Data for this exercise:
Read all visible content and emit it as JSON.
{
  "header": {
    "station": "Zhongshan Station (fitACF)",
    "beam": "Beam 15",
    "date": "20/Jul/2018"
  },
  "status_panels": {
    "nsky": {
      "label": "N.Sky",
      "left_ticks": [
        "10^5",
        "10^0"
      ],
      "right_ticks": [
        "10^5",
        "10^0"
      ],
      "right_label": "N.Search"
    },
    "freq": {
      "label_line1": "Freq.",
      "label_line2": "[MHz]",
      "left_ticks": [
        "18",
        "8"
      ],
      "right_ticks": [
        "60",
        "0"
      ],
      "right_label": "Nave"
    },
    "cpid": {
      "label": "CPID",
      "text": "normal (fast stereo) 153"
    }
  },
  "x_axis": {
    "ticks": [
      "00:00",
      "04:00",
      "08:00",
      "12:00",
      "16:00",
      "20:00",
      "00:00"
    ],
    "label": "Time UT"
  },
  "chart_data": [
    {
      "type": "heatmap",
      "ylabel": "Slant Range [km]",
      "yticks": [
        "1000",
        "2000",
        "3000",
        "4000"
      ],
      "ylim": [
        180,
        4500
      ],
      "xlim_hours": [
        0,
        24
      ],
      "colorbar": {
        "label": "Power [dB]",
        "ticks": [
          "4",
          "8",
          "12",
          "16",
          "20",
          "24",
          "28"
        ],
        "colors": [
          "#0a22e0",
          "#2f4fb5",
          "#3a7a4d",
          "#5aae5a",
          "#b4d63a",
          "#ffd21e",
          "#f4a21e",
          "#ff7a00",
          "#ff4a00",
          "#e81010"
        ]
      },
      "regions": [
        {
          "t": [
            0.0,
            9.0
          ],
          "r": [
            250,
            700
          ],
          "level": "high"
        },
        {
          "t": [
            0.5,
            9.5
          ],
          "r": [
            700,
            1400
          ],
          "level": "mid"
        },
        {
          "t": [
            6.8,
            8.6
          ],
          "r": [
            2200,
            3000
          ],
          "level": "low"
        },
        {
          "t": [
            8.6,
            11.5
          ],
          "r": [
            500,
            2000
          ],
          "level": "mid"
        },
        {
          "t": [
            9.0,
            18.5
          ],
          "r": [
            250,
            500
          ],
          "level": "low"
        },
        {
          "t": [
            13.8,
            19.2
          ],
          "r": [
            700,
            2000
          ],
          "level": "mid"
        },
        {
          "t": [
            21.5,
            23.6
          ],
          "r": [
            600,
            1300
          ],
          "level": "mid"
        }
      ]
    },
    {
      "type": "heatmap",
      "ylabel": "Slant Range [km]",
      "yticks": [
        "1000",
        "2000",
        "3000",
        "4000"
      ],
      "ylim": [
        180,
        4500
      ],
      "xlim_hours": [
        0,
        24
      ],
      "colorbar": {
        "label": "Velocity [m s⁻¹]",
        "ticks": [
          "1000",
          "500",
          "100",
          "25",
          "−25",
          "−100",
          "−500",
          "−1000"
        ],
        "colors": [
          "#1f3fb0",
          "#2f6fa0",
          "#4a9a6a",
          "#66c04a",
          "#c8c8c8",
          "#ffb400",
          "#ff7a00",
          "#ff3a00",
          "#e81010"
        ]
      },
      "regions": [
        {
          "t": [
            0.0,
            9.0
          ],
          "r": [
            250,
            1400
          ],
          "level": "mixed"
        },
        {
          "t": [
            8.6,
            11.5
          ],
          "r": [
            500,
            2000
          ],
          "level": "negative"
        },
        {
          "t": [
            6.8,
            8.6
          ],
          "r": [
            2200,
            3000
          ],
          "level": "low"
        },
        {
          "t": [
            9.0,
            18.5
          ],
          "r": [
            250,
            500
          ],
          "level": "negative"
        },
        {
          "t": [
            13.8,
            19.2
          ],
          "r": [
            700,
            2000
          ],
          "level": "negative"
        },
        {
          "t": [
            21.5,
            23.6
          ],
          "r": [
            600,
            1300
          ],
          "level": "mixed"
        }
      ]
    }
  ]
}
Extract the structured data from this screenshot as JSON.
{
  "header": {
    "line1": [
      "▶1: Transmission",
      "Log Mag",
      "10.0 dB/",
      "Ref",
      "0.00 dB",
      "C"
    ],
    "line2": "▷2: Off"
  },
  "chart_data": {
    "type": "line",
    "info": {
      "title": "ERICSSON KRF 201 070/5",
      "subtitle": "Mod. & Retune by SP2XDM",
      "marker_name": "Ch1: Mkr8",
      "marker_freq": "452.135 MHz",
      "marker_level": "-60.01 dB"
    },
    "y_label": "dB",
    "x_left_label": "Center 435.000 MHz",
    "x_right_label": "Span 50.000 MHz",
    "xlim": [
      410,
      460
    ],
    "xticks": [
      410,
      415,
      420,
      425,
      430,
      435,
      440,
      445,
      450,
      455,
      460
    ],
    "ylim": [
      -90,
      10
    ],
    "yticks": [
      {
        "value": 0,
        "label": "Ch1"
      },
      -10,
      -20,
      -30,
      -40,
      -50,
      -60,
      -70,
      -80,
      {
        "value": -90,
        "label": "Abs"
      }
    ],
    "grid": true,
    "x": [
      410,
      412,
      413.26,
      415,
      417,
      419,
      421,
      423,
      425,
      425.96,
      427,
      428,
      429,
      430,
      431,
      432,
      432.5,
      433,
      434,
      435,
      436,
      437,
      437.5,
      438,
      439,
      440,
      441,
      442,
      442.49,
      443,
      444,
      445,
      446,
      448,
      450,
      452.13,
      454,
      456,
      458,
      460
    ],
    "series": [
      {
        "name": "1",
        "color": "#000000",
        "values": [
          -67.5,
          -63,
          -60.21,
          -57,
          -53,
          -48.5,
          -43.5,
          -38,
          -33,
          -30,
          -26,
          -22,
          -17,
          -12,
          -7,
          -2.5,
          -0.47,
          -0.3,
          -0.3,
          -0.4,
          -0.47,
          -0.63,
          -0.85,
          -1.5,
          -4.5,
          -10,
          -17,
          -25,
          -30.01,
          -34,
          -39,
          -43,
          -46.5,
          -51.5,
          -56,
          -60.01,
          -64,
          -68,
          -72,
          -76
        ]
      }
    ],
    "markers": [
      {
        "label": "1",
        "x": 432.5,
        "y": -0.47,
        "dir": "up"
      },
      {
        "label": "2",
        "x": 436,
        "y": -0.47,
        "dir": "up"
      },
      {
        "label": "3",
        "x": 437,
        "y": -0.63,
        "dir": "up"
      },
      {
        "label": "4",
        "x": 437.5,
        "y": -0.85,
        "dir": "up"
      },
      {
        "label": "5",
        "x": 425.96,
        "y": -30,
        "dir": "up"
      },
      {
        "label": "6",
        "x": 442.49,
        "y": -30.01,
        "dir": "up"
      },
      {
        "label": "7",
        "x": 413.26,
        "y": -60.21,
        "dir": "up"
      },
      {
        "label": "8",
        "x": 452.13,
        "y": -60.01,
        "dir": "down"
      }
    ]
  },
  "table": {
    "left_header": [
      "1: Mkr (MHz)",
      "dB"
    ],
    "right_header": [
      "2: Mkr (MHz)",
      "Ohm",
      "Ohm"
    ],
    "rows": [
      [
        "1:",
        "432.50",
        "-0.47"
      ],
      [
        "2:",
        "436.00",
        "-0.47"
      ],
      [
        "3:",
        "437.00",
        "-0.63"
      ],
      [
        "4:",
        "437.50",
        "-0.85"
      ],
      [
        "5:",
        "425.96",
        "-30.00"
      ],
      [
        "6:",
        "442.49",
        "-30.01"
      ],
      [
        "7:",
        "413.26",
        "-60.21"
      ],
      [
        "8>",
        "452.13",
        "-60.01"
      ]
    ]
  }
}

Task directions:
Report how many lines in the data contain the word "JSON", with no words besides the number.

Solution to this exercise:
2